--- Start Records shown ---

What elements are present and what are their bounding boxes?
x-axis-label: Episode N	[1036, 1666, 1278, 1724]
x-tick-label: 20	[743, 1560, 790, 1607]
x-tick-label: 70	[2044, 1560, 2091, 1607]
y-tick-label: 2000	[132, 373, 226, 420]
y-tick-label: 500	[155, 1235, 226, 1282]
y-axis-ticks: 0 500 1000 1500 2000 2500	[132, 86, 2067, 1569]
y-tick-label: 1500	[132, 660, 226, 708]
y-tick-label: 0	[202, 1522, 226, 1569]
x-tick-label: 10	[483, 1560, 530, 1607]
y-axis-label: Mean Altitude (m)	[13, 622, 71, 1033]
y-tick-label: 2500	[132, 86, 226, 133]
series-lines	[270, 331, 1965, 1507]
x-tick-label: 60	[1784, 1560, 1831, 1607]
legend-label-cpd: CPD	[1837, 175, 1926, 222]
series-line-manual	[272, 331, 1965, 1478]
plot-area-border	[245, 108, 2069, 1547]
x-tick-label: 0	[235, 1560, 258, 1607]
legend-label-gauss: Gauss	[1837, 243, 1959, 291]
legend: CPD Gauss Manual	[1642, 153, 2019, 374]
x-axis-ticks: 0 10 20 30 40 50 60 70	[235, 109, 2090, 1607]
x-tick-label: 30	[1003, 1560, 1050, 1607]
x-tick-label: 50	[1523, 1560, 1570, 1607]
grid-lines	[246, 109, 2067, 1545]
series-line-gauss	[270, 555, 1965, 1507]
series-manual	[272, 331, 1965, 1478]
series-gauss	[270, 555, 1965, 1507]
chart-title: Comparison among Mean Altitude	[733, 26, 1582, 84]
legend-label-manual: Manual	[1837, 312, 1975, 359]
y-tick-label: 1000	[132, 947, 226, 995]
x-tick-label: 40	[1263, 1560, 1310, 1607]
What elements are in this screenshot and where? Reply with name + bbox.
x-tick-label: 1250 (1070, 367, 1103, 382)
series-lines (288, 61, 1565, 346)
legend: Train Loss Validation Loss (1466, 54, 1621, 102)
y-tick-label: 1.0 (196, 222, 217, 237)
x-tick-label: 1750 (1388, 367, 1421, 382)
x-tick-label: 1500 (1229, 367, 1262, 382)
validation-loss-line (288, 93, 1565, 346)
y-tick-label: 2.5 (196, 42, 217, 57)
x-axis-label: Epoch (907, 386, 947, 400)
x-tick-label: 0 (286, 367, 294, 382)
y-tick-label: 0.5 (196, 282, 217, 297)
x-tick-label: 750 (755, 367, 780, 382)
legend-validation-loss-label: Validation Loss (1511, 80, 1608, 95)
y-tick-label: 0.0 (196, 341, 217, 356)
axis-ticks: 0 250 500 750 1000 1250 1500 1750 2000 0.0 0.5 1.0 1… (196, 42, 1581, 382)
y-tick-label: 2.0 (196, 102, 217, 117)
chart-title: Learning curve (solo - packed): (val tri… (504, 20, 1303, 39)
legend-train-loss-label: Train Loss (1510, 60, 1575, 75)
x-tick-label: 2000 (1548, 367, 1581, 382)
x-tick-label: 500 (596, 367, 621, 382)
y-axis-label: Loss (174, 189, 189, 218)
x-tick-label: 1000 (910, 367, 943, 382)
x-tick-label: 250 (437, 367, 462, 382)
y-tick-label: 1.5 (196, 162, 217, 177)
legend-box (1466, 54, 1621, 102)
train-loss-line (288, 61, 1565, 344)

--- End Records shown ---

### What is needed
Please locate every line in the data above that contains the word "Mean", and copy each of those lines.

### Exercise solution
y-axis-label: Mean Altitude (m)	[13, 622, 71, 1033]
chart-title: Comparison among Mean Altitude	[733, 26, 1582, 84]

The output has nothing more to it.